• Figure content listings

#####

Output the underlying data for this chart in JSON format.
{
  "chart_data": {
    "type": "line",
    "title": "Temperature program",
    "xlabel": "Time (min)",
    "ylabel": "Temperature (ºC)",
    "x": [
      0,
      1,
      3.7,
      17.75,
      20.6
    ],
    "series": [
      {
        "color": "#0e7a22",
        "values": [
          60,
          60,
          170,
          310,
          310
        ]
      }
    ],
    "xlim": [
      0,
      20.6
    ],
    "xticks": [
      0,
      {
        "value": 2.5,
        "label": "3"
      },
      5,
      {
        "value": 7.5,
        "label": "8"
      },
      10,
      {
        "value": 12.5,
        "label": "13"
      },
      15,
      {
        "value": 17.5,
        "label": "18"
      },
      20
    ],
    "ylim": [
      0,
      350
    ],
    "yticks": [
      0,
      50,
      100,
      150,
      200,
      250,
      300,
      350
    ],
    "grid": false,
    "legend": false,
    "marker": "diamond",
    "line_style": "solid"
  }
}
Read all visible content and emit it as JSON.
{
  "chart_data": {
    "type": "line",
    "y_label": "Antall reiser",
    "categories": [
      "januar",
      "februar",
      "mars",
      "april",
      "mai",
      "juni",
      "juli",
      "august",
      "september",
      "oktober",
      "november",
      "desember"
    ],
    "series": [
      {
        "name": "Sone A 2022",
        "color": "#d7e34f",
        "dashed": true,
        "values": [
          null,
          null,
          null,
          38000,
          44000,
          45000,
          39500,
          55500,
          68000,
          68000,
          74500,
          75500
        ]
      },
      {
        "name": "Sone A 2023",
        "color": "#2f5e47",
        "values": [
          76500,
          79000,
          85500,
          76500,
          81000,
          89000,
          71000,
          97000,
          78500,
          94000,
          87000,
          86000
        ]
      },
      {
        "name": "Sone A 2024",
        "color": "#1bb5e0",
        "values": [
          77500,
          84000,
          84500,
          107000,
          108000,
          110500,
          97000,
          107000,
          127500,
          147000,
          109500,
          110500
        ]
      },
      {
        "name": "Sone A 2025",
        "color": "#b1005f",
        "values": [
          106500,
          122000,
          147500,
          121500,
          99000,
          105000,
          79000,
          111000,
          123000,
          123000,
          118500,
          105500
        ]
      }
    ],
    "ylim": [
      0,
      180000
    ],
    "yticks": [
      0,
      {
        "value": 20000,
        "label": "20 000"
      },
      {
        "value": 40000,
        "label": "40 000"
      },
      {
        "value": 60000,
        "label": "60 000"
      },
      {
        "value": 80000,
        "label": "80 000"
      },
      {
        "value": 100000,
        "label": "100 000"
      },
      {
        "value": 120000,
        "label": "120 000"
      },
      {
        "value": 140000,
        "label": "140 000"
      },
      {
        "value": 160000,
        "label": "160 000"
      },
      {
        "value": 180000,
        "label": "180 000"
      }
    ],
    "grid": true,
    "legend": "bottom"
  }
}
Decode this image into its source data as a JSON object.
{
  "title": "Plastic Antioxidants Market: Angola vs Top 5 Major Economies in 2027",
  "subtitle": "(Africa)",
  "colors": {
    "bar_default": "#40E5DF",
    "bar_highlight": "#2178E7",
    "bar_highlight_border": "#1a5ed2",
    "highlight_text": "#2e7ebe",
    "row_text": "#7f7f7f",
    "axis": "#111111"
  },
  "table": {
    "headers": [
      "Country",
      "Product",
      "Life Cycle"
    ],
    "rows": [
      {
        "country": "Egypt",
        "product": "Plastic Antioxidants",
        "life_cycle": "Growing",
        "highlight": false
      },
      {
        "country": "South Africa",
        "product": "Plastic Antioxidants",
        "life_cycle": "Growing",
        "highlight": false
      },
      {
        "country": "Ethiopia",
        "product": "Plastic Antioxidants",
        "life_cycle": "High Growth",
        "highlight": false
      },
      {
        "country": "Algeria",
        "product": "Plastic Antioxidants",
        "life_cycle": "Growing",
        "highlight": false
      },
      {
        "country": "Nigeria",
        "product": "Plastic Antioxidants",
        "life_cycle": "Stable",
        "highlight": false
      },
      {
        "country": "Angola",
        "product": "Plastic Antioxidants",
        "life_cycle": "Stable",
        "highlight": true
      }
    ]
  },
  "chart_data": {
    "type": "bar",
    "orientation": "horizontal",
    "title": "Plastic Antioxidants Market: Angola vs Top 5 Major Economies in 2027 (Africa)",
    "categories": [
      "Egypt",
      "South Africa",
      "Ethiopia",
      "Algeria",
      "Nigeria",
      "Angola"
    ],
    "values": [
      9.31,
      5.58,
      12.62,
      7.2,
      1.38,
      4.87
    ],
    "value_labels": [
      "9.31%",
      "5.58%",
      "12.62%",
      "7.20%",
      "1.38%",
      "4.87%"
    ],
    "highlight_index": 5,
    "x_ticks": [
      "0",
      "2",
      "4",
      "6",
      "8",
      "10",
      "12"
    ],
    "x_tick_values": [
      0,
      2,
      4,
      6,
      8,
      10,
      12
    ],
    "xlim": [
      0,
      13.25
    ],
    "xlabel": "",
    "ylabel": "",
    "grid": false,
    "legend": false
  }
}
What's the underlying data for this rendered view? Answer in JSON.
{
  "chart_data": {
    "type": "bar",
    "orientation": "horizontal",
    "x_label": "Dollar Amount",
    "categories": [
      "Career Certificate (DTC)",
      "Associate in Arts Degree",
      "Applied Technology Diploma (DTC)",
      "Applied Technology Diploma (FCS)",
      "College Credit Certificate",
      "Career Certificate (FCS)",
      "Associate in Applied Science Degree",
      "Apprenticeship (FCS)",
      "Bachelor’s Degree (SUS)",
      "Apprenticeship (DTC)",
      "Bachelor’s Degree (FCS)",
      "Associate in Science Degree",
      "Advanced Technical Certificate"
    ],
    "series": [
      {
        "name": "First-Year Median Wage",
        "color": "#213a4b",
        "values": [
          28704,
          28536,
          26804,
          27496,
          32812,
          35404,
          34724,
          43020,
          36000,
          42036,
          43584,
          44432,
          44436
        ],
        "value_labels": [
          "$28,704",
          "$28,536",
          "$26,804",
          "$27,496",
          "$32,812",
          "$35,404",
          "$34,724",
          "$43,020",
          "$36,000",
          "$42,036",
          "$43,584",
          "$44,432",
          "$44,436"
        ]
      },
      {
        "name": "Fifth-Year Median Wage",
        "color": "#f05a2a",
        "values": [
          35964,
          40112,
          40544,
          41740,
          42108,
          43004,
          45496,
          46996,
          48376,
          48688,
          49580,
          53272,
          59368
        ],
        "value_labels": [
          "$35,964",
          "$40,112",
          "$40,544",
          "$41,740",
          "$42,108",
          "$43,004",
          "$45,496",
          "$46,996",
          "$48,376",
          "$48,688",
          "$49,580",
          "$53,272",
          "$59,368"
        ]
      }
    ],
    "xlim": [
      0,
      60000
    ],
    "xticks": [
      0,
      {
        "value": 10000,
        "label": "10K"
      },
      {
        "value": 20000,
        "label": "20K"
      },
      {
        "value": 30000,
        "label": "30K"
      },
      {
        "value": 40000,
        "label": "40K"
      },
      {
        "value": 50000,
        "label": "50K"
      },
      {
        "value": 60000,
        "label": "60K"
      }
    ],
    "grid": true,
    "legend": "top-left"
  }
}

#####

• EXERCISE
Restate the listing in full, word for word.

• WORKED ANSWER
Output the underlying data for this chart in JSON format.
{
  "chart_data": {
    "type": "line",
    "title": "Temperature program",
    "xlabel": "Time (min)",
    "ylabel": "Temperature (ºC)",
    "x": [
      0,
      1,
      3.7,
      17.75,
      20.6
    ],
    "series": [
      {
        "color": "#0e7a22",
        "values": [
          60,
          60,
          170,
          310,
          310
        ]
      }
    ],
    "xlim": [
      0,
      20.6
    ],
    "xticks": [
      0,
      {
        "value": 2.5,
        "label": "3"
      },
      5,
      {
        "value": 7.5,
        "label": "8"
      },
      10,
      {
        "value": 12.5,
        "label": "13"
      },
      15,
      {
        "value": 17.5,
        "label": "18"
      },
      20
    ],
    "ylim": [
      0,
      350
    ],
    "yticks": [
      0,
      50,
      100,
      150,
      200,
      250,
      300,
      350
    ],
    "grid": false,
    "legend": false,
    "marker": "diamond",
    "line_style": "solid"
  }
}
Read all visible content and emit it as JSON.
{
  "chart_data": {
    "type": "line",
    "y_label": "Antall reiser",
    "categories": [
      "januar",
      "februar",
      "mars",
      "april",
      "mai",
      "juni",
      "juli",
      "august",
      "september",
      "oktober",
      "november",
      "desember"
    ],
    "series": [
      {
        "name": "Sone A 2022",
        "color": "#d7e34f",
        "dashed": true,
        "values": [
          null,
          null,
          null,
          38000,
          44000,
          45000,
          39500,
          55500,
          68000,
          68000,
          74500,
          75500
        ]
      },
      {
        "name": "Sone A 2023",
        "color": "#2f5e47",
        "values": [
          76500,
          79000,
          85500,
          76500,
          81000,
          89000,
          71000,
          97000,
          78500,
          94000,
          87000,
          86000
        ]
      },
      {
        "name": "Sone A 2024",
        "color": "#1bb5e0",
        "values": [
          77500,
          84000,
          84500,
          107000,
          108000,
          110500,
          97000,
          107000,
          127500,
          147000,
          109500,
          110500
        ]
      },
      {
        "name": "Sone A 2025",
        "color": "#b1005f",
        "values": [
          106500,
          122000,
          147500,
          121500,
          99000,
          105000,
          79000,
          111000,
          123000,
          123000,
          118500,
          105500
        ]
      }
    ],
    "ylim": [
      0,
      180000
    ],
    "yticks": [
      0,
      {
        "value": 20000,
        "label": "20 000"
      },
      {
        "value": 40000,
        "label": "40 000"
      },
      {
        "value": 60000,
        "label": "60 000"
      },
      {
        "value": 80000,
        "label": "80 000"
      },
      {
        "value": 100000,
        "label": "100 000"
      },
      {
        "value": 120000,
        "label": "120 000"
      },
      {
        "value": 140000,
        "label": "140 000"
      },
      {
        "value": 160000,
        "label": "160 000"
      },
      {
        "value": 180000,
        "label": "180 000"
      }
    ],
    "grid": true,
    "legend": "bottom"
  }
}
Decode this image into its source data as a JSON object.
{
  "title": "Plastic Antioxidants Market: Angola vs Top 5 Major Economies in 2027",
  "subtitle": "(Africa)",
  "colors": {
    "bar_default": "#40E5DF",
    "bar_highlight": "#2178E7",
    "bar_highlight_border": "#1a5ed2",
    "highlight_text": "#2e7ebe",
    "row_text": "#7f7f7f",
    "axis": "#111111"
  },
  "table": {
    "headers": [
      "Country",
      "Product",
      "Life Cycle"
    ],
    "rows": [
      {
        "country": "Egypt",
        "product": "Plastic Antioxidants",
        "life_cycle": "Growing",
        "highlight": false
      },
      {
        "country": "South Africa",
        "product": "Plastic Antioxidants",
        "life_cycle": "Growing",
        "highlight": false
      },
      {
        "country": "Ethiopia",
        "product": "Plastic Antioxidants",
        "life_cycle": "High Growth",
        "highlight": false
      },
      {
        "country": "Algeria",
        "product": "Plastic Antioxidants",
        "life_cycle": "Growing",
        "highlight": false
      },
      {
        "country": "Nigeria",
        "product": "Plastic Antioxidants",
        "life_cycle": "Stable",
        "highlight": false
      },
      {
        "country": "Angola",
        "product": "Plastic Antioxidants",
        "life_cycle": "Stable",
        "highlight": true
      }
    ]
  },
  "chart_data": {
    "type": "bar",
    "orientation": "horizontal",
    "title": "Plastic Antioxidants Market: Angola vs Top 5 Major Economies in 2027 (Africa)",
    "categories": [
      "Egypt",
      "South Africa",
      "Ethiopia",
      "Algeria",
      "Nigeria",
      "Angola"
    ],
    "values": [
      9.31,
      5.58,
      12.62,
      7.2,
      1.38,
      4.87
    ],
    "value_labels": [
      "9.31%",
      "5.58%",
      "12.62%",
      "7.20%",
      "1.38%",
      "4.87%"
    ],
    "highlight_index": 5,
    "x_ticks": [
      "0",
      "2",
      "4",
      "6",
      "8",
      "10",
      "12"
    ],
    "x_tick_values": [
      0,
      2,
      4,
      6,
      8,
      10,
      12
    ],
    "xlim": [
      0,
      13.25
    ],
    "xlabel": "",
    "ylabel": "",
    "grid": false,
    "legend": false
  }
}
What's the underlying data for this rendered view? Answer in JSON.
{
  "chart_data": {
    "type": "bar",
    "orientation": "horizontal",
    "x_label": "Dollar Amount",
    "categories": [
      "Career Certificate (DTC)",
      "Associate in Arts Degree",
      "Applied Technology Diploma (DTC)",
      "Applied Technology Diploma (FCS)",
      "College Credit Certificate",
      "Career Certificate (FCS)",
      "Associate in Applied Science Degree",
      "Apprenticeship (FCS)",
      "Bachelor’s Degree (SUS)",
      "Apprenticeship (DTC)",
      "Bachelor’s Degree (FCS)",
      "Associate in Science Degree",
      "Advanced Technical Certificate"
    ],
    "series": [
      {
        "name": "First-Year Median Wage",
        "color": "#213a4b",
        "values": [
          28704,
          28536,
          26804,
          27496,
          32812,
          35404,
          34724,
          43020,
          36000,
          42036,
          43584,
          44432,
          44436
        ],
        "value_labels": [
          "$28,704",
          "$28,536",
          "$26,804",
          "$27,496",
          "$32,812",
          "$35,404",
          "$34,724",
          "$43,020",
          "$36,000",
          "$42,036",
          "$43,584",
          "$44,432",
          "$44,436"
        ]
      },
      {
        "name": "Fifth-Year Median Wage",
        "color": "#f05a2a",
        "values": [
          35964,
          40112,
          40544,
          41740,
          42108,
          43004,
          45496,
          46996,
          48376,
          48688,
          49580,
          53272,
          59368
        ],
        "value_labels": [
          "$35,964",
          "$40,112",
          "$40,544",
          "$41,740",
          "$42,108",
          "$43,004",
          "$45,496",
          "$46,996",
          "$48,376",
          "$48,688",
          "$49,580",
          "$53,272",
          "$59,368"
        ]
      }
    ],
    "xlim": [
      0,
      60000
    ],
    "xticks": [
      0,
      {
        "value": 10000,
        "label": "10K"
      },
      {
        "value": 20000,
        "label": "20K"
      },
      {
        "value": 30000,
        "label": "30K"
      },
      {
        "value": 40000,
        "label": "40K"
      },
      {
        "value": 50000,
        "label": "50K"
      },
      {
        "value": 60000,
        "label": "60K"
      }
    ],
    "grid": true,
    "legend": "top-left"
  }
}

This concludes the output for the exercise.